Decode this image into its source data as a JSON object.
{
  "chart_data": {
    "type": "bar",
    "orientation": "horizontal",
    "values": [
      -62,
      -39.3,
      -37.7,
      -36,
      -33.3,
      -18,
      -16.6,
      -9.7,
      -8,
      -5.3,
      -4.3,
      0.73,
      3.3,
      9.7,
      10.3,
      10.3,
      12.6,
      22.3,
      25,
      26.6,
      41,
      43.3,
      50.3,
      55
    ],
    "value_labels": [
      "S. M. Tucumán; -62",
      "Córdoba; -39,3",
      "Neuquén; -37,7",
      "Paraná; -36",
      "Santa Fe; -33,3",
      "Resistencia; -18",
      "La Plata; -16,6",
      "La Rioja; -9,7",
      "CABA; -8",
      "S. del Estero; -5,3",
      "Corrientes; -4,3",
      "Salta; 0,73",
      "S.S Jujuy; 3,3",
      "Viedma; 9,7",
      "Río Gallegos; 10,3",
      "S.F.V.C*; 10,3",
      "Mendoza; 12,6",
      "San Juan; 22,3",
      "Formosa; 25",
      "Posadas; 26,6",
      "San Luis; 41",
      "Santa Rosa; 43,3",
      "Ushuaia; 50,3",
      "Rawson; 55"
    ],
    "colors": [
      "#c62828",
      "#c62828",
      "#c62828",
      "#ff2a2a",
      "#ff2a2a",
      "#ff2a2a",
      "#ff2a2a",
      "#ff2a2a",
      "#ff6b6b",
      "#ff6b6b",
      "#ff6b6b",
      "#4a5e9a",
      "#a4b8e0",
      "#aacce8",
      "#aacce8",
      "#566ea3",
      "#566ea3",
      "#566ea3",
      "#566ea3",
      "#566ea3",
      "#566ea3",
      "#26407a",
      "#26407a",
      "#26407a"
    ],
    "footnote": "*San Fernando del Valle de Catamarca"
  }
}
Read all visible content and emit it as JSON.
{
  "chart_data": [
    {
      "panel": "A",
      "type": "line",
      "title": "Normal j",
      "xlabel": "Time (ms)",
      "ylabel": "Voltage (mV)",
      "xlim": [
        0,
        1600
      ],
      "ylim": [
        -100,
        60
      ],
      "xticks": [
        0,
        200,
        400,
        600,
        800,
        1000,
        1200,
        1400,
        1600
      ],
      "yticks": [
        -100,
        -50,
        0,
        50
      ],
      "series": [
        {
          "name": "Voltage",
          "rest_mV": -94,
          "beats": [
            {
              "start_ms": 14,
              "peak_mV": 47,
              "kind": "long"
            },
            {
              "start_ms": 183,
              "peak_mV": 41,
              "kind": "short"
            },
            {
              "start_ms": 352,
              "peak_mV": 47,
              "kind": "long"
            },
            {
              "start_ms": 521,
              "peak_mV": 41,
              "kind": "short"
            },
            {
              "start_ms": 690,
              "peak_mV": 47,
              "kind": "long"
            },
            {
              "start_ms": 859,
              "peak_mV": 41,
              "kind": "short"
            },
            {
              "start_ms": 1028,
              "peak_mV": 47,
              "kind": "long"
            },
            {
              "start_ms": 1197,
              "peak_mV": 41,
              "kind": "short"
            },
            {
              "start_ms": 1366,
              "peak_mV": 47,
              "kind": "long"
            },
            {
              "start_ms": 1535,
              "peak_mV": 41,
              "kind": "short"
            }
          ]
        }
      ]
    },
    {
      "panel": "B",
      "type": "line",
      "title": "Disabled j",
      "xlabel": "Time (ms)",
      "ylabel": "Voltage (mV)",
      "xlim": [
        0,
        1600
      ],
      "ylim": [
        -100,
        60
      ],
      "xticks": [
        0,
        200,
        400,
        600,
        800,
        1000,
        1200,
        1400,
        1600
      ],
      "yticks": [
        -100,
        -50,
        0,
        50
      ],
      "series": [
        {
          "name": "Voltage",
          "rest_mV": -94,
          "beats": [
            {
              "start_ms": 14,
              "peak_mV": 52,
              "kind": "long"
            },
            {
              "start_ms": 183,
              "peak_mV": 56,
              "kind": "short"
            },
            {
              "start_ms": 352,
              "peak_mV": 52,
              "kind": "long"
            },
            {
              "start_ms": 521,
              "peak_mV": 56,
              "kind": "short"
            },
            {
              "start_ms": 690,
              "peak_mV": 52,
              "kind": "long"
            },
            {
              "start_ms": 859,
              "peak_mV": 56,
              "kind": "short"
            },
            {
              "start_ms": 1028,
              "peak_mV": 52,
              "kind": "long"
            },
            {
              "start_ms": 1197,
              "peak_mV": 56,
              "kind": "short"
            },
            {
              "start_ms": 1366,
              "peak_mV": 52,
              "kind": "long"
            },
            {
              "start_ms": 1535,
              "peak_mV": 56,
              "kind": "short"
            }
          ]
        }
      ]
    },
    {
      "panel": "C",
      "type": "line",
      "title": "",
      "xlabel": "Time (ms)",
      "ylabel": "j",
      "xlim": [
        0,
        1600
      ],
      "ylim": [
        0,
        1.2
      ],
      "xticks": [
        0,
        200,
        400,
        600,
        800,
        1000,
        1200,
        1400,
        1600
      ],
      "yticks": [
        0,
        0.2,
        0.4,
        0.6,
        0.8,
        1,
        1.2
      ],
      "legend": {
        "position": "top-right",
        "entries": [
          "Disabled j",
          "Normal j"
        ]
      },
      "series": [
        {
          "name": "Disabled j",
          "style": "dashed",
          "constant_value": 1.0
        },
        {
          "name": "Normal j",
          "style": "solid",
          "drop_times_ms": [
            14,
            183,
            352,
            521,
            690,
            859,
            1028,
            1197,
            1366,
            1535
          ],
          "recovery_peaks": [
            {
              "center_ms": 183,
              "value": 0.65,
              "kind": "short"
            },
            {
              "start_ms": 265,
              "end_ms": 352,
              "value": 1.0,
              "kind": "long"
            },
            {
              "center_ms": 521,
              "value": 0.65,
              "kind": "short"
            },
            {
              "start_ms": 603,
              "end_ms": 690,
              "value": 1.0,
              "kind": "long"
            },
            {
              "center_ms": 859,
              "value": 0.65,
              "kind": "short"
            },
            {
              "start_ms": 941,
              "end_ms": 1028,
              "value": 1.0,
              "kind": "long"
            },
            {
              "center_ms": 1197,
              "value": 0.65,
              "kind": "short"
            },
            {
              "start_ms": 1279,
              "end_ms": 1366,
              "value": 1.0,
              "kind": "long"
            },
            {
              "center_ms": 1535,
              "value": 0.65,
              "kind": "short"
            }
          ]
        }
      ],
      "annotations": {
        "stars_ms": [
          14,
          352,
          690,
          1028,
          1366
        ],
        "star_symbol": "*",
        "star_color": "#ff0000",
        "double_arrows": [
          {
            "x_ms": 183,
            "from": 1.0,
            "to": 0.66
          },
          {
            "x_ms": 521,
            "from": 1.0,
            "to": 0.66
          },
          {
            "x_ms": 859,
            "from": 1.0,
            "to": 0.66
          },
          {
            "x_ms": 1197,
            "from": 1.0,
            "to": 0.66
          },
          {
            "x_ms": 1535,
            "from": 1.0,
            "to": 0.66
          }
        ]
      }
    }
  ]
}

▶ REQUIREMENT: Each record above must be given again exactly.

▶ SOLVED EXERCISE:
Decode this image into its source data as a JSON object.
{
  "chart_data": {
    "type": "bar",
    "orientation": "horizontal",
    "values": [
      -62,
      -39.3,
      -37.7,
      -36,
      -33.3,
      -18,
      -16.6,
      -9.7,
      -8,
      -5.3,
      -4.3,
      0.73,
      3.3,
      9.7,
      10.3,
      10.3,
      12.6,
      22.3,
      25,
      26.6,
      41,
      43.3,
      50.3,
      55
    ],
    "value_labels": [
      "S. M. Tucumán; -62",
      "Córdoba; -39,3",
      "Neuquén; -37,7",
      "Paraná; -36",
      "Santa Fe; -33,3",
      "Resistencia; -18",
      "La Plata; -16,6",
      "La Rioja; -9,7",
      "CABA; -8",
      "S. del Estero; -5,3",
      "Corrientes; -4,3",
      "Salta; 0,73",
      "S.S Jujuy; 3,3",
      "Viedma; 9,7",
      "Río Gallegos; 10,3",
      "S.F.V.C*; 10,3",
      "Mendoza; 12,6",
      "San Juan; 22,3",
      "Formosa; 25",
      "Posadas; 26,6",
      "San Luis; 41",
      "Santa Rosa; 43,3",
      "Ushuaia; 50,3",
      "Rawson; 55"
    ],
    "colors": [
      "#c62828",
      "#c62828",
      "#c62828",
      "#ff2a2a",
      "#ff2a2a",
      "#ff2a2a",
      "#ff2a2a",
      "#ff2a2a",
      "#ff6b6b",
      "#ff6b6b",
      "#ff6b6b",
      "#4a5e9a",
      "#a4b8e0",
      "#aacce8",
      "#aacce8",
      "#566ea3",
      "#566ea3",
      "#566ea3",
      "#566ea3",
      "#566ea3",
      "#566ea3",
      "#26407a",
      "#26407a",
      "#26407a"
    ],
    "footnote": "*San Fernando del Valle de Catamarca"
  }
}
Read all visible content and emit it as JSON.
{
  "chart_data": [
    {
      "panel": "A",
      "type": "line",
      "title": "Normal j",
      "xlabel": "Time (ms)",
      "ylabel": "Voltage (mV)",
      "xlim": [
        0,
        1600
      ],
      "ylim": [
        -100,
        60
      ],
      "xticks": [
        0,
        200,
        400,
        600,
        800,
        1000,
        1200,
        1400,
        1600
      ],
      "yticks": [
        -100,
        -50,
        0,
        50
      ],
      "series": [
        {
          "name": "Voltage",
          "rest_mV": -94,
          "beats": [
            {
              "start_ms": 14,
              "peak_mV": 47,
              "kind": "long"
            },
            {
              "start_ms": 183,
              "peak_mV": 41,
              "kind": "short"
            },
            {
              "start_ms": 352,
              "peak_mV": 47,
              "kind": "long"
            },
            {
              "start_ms": 521,
              "peak_mV": 41,
              "kind": "short"
            },
            {
              "start_ms": 690,
              "peak_mV": 47,
              "kind": "long"
            },
            {
              "start_ms": 859,
              "peak_mV": 41,
              "kind": "short"
            },
            {
              "start_ms": 1028,
              "peak_mV": 47,
              "kind": "long"
            },
            {
              "start_ms": 1197,
              "peak_mV": 41,
              "kind": "short"
            },
            {
              "start_ms": 1366,
              "peak_mV": 47,
              "kind": "long"
            },
            {
              "start_ms": 1535,
              "peak_mV": 41,
              "kind": "short"
            }
          ]
        }
      ]
    },
    {
      "panel": "B",
      "type": "line",
      "title": "Disabled j",
      "xlabel": "Time (ms)",
      "ylabel": "Voltage (mV)",
      "xlim": [
        0,
        1600
      ],
      "ylim": [
        -100,
        60
      ],
      "xticks": [
        0,
        200,
        400,
        600,
        800,
        1000,
        1200,
        1400,
        1600
      ],
      "yticks": [
        -100,
        -50,
        0,
        50
      ],
      "series": [
        {
          "name": "Voltage",
          "rest_mV": -94,
          "beats": [
            {
              "start_ms": 14,
              "peak_mV": 52,
              "kind": "long"
            },
            {
              "start_ms": 183,
              "peak_mV": 56,
              "kind": "short"
            },
            {
              "start_ms": 352,
              "peak_mV": 52,
              "kind": "long"
            },
            {
              "start_ms": 521,
              "peak_mV": 56,
              "kind": "short"
            },
            {
              "start_ms": 690,
              "peak_mV": 52,
              "kind": "long"
            },
            {
              "start_ms": 859,
              "peak_mV": 56,
              "kind": "short"
            },
            {
              "start_ms": 1028,
              "peak_mV": 52,
              "kind": "long"
            },
            {
              "start_ms": 1197,
              "peak_mV": 56,
              "kind": "short"
            },
            {
              "start_ms": 1366,
              "peak_mV": 52,
              "kind": "long"
            },
            {
              "start_ms": 1535,
              "peak_mV": 56,
              "kind": "short"
            }
          ]
        }
      ]
    },
    {
      "panel": "C",
      "type": "line",
      "title": "",
      "xlabel": "Time (ms)",
      "ylabel": "j",
      "xlim": [
        0,
        1600
      ],
      "ylim": [
        0,
        1.2
      ],
      "xticks": [
        0,
        200,
        400,
        600,
        800,
        1000,
        1200,
        1400,
        1600
      ],
      "yticks": [
        0,
        0.2,
        0.4,
        0.6,
        0.8,
        1,
        1.2
      ],
      "legend": {
        "position": "top-right",
        "entries": [
          "Disabled j",
          "Normal j"
        ]
      },
      "series": [
        {
          "name": "Disabled j",
          "style": "dashed",
          "constant_value": 1.0
        },
        {
          "name": "Normal j",
          "style": "solid",
          "drop_times_ms": [
            14,
            183,
            352,
            521,
            690,
            859,
            1028,
            1197,
            1366,
            1535
          ],
          "recovery_peaks": [
            {
              "center_ms": 183,
              "value": 0.65,
              "kind": "short"
            },
            {
              "start_ms": 265,
              "end_ms": 352,
              "value": 1.0,
              "kind": "long"
            },
            {
              "center_ms": 521,
              "value": 0.65,
              "kind": "short"
            },
            {
              "start_ms": 603,
              "end_ms": 690,
              "value": 1.0,
              "kind": "long"
            },
            {
              "center_ms": 859,
              "value": 0.65,
              "kind": "short"
            },
            {
              "start_ms": 941,
              "end_ms": 1028,
              "value": 1.0,
              "kind": "long"
            },
            {
              "center_ms": 1197,
              "value": 0.65,
              "kind": "short"
            },
            {
              "start_ms": 1279,
              "end_ms": 1366,
              "value": 1.0,
              "kind": "long"
            },
            {
              "center_ms": 1535,
              "value": 0.65,
              "kind": "short"
            }
          ]
        }
      ],
      "annotations": {
        "stars_ms": [
          14,
          352,
          690,
          1028,
          1366
        ],
        "star_symbol": "*",
        "star_color": "#ff0000",
        "double_arrows": [
          {
            "x_ms": 183,
            "from": 1.0,
            "to": 0.66
          },
          {
            "x_ms": 521,
            "from": 1.0,
            "to": 0.66
          },
          {
            "x_ms": 859,
            "from": 1.0,
            "to": 0.66
          },
          {
            "x_ms": 1197,
            "from": 1.0,
            "to": 0.66
          },
          {
            "x_ms": 1535,
            "from": 1.0,
            "to": 0.66
          }
        ]
      }
    }
  ]
}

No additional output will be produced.